Supplied records:
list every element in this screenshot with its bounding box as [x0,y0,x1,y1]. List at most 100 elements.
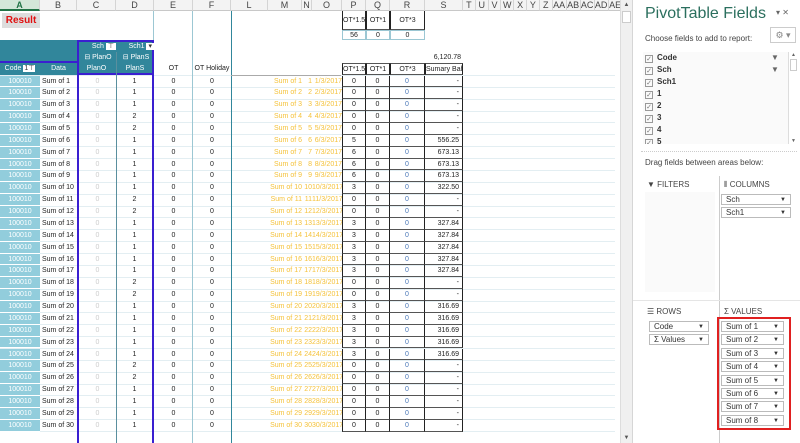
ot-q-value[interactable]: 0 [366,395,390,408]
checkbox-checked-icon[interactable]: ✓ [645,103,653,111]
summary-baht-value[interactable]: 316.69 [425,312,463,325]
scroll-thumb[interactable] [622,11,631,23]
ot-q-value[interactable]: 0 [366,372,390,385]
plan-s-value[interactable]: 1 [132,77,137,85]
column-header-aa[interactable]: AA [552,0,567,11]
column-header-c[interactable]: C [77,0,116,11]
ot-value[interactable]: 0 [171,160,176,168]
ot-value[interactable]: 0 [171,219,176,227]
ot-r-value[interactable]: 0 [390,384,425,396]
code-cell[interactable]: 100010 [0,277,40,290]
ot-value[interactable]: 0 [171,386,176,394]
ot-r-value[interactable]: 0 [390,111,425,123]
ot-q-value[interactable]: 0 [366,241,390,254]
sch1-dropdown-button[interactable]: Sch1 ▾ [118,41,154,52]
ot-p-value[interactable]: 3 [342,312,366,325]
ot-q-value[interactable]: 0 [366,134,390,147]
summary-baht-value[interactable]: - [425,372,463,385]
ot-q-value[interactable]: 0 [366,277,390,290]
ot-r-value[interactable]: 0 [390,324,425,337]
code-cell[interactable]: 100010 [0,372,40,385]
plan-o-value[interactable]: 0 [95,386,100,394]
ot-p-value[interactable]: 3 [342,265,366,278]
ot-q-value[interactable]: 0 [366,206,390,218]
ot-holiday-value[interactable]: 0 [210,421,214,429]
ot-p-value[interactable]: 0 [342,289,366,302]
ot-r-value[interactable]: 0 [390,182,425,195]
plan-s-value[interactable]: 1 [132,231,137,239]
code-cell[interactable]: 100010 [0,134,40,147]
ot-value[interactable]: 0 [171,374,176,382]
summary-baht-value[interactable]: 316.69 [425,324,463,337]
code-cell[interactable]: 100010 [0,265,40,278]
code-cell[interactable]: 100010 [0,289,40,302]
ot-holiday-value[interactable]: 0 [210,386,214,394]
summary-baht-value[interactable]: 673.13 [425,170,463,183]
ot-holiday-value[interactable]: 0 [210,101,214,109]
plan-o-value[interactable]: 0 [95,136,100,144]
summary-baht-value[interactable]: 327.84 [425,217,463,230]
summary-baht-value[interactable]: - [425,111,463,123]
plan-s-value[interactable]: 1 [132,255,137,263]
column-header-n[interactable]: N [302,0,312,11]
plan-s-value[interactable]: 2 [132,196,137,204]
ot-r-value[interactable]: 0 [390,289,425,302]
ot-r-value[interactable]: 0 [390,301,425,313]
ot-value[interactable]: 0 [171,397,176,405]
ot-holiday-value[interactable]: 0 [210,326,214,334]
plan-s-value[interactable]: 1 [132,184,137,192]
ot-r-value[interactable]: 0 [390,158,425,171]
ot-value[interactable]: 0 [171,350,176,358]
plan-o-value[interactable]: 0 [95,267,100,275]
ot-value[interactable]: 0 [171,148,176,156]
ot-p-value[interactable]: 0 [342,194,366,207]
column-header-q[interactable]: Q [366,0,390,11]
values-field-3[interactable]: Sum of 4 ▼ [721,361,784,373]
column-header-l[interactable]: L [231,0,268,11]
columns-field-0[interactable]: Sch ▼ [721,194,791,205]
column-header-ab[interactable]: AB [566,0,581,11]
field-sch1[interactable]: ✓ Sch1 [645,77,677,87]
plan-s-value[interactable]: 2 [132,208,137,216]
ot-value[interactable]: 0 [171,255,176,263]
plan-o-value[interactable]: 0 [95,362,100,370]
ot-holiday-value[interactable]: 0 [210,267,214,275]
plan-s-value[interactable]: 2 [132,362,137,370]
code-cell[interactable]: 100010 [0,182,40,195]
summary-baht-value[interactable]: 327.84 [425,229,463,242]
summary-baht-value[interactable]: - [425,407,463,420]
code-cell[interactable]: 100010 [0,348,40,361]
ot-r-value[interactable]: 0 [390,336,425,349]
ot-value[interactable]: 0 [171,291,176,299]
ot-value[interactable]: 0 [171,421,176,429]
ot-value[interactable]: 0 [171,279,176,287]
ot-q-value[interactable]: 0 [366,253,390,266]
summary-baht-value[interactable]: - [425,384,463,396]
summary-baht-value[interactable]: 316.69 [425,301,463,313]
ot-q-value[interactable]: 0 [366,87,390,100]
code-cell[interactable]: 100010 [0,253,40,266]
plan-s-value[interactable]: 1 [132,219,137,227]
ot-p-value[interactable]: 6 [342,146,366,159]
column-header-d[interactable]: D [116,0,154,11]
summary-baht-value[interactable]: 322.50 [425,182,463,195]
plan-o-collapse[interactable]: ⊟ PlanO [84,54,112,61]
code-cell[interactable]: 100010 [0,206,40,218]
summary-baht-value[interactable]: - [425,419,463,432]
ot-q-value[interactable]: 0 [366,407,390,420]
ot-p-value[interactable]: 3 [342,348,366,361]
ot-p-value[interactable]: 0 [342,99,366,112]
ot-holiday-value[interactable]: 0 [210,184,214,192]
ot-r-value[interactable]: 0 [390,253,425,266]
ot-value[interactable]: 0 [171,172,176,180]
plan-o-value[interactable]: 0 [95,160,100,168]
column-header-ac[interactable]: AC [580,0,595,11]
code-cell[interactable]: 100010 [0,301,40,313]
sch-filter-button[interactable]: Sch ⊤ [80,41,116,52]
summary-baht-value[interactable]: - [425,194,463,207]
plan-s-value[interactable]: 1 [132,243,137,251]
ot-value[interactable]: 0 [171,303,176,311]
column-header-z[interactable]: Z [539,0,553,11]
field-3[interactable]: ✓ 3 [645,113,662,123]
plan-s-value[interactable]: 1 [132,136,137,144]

Task: Reproduce the lines above verbatim, omitting the picture.

Solution for this problem:
list every element in this screenshot with its bounding box as [x0,y0,x1,y1]. List at most 100 elements.
ot-q-value[interactable]: 0 [366,395,390,408]
checkbox-checked-icon[interactable]: ✓ [645,103,653,111]
summary-baht-value[interactable]: 316.69 [425,312,463,325]
scroll-thumb[interactable] [622,11,631,23]
ot-q-value[interactable]: 0 [366,372,390,385]
plan-s-value[interactable]: 1 [132,77,137,85]
column-header-aa[interactable]: AA [552,0,567,11]
column-header-c[interactable]: C [77,0,116,11]
ot-value[interactable]: 0 [171,160,176,168]
ot-value[interactable]: 0 [171,219,176,227]
ot-r-value[interactable]: 0 [390,384,425,396]
code-cell[interactable]: 100010 [0,277,40,290]
ot-value[interactable]: 0 [171,386,176,394]
ot-r-value[interactable]: 0 [390,111,425,123]
ot-q-value[interactable]: 0 [366,241,390,254]
sch1-dropdown-button[interactable]: Sch1 ▾ [118,41,154,52]
ot-p-value[interactable]: 3 [342,312,366,325]
ot-q-value[interactable]: 0 [366,134,390,147]
summary-baht-value[interactable]: - [425,372,463,385]
ot-q-value[interactable]: 0 [366,277,390,290]
ot-r-value[interactable]: 0 [390,324,425,337]
code-cell[interactable]: 100010 [0,372,40,385]
plan-o-value[interactable]: 0 [95,386,100,394]
ot-p-value[interactable]: 3 [342,265,366,278]
ot-q-value[interactable]: 0 [366,206,390,218]
ot-holiday-value[interactable]: 0 [210,421,214,429]
ot-p-value[interactable]: 0 [342,289,366,302]
ot-r-value[interactable]: 0 [390,182,425,195]
plan-s-value[interactable]: 1 [132,231,137,239]
code-cell[interactable]: 100010 [0,134,40,147]
ot-value[interactable]: 0 [171,374,176,382]
summary-baht-value[interactable]: 316.69 [425,324,463,337]
code-cell[interactable]: 100010 [0,265,40,278]
code-cell[interactable]: 100010 [0,289,40,302]
ot-holiday-value[interactable]: 0 [210,386,214,394]
summary-baht-value[interactable]: 673.13 [425,170,463,183]
ot-holiday-value[interactable]: 0 [210,101,214,109]
plan-o-value[interactable]: 0 [95,136,100,144]
summary-baht-value[interactable]: 327.84 [425,217,463,230]
summary-baht-value[interactable]: - [425,111,463,123]
plan-s-value[interactable]: 1 [132,255,137,263]
column-header-n[interactable]: N [302,0,312,11]
plan-s-value[interactable]: 2 [132,196,137,204]
ot-r-value[interactable]: 0 [390,289,425,302]
ot-r-value[interactable]: 0 [390,301,425,313]
ot-value[interactable]: 0 [171,397,176,405]
ot-holiday-value[interactable]: 0 [210,326,214,334]
plan-s-value[interactable]: 1 [132,184,137,192]
ot-r-value[interactable]: 0 [390,158,425,171]
ot-value[interactable]: 0 [171,350,176,358]
plan-o-value[interactable]: 0 [95,267,100,275]
ot-value[interactable]: 0 [171,148,176,156]
ot-p-value[interactable]: 0 [342,194,366,207]
column-header-q[interactable]: Q [366,0,390,11]
values-field-3[interactable]: Sum of 4 ▼ [721,361,784,373]
column-header-l[interactable]: L [231,0,268,11]
columns-field-0[interactable]: Sch ▼ [721,194,791,205]
column-header-ab[interactable]: AB [566,0,581,11]
field-sch1[interactable]: ✓ Sch1 [645,77,677,87]
plan-s-value[interactable]: 2 [132,208,137,216]
ot-value[interactable]: 0 [171,255,176,263]
plan-o-value[interactable]: 0 [95,362,100,370]
ot-holiday-value[interactable]: 0 [210,267,214,275]
plan-s-value[interactable]: 2 [132,362,137,370]
code-cell[interactable]: 100010 [0,182,40,195]
summary-baht-value[interactable]: 327.84 [425,229,463,242]
summary-baht-value[interactable]: - [425,407,463,420]
code-cell[interactable]: 100010 [0,348,40,361]
ot-r-value[interactable]: 0 [390,336,425,349]
ot-value[interactable]: 0 [171,291,176,299]
ot-value[interactable]: 0 [171,421,176,429]
ot-value[interactable]: 0 [171,279,176,287]
ot-q-value[interactable]: 0 [366,253,390,266]
summary-baht-value[interactable]: - [425,384,463,396]
summary-baht-value[interactable]: 316.69 [425,301,463,313]
ot-q-value[interactable]: 0 [366,87,390,100]
code-cell[interactable]: 100010 [0,253,40,266]
plan-s-value[interactable]: 1 [132,219,137,227]
ot-p-value[interactable]: 6 [342,146,366,159]
column-header-d[interactable]: D [116,0,154,11]
summary-baht-value[interactable]: 322.50 [425,182,463,195]
plan-o-collapse[interactable]: ⊟ PlanO [84,54,112,61]
code-cell[interactable]: 100010 [0,206,40,218]
summary-baht-value[interactable]: - [425,419,463,432]
ot-q-value[interactable]: 0 [366,407,390,420]
ot-p-value[interactable]: 3 [342,348,366,361]
ot-p-value[interactable]: 0 [342,99,366,112]
ot-holiday-value[interactable]: 0 [210,184,214,192]
ot-r-value[interactable]: 0 [390,253,425,266]
ot-value[interactable]: 0 [171,172,176,180]
plan-o-value[interactable]: 0 [95,160,100,168]
column-header-ac[interactable]: AC [580,0,595,11]
code-cell[interactable]: 100010 [0,301,40,313]
sch-filter-button[interactable]: Sch ⊤ [80,41,116,52]
summary-baht-value[interactable]: - [425,194,463,207]
plan-s-value[interactable]: 1 [132,243,137,251]
ot-value[interactable]: 0 [171,303,176,311]
column-header-z[interactable]: Z [539,0,553,11]
field-3[interactable]: ✓ 3 [645,113,662,123]
plan-s-value[interactable]: 1 [132,136,137,144]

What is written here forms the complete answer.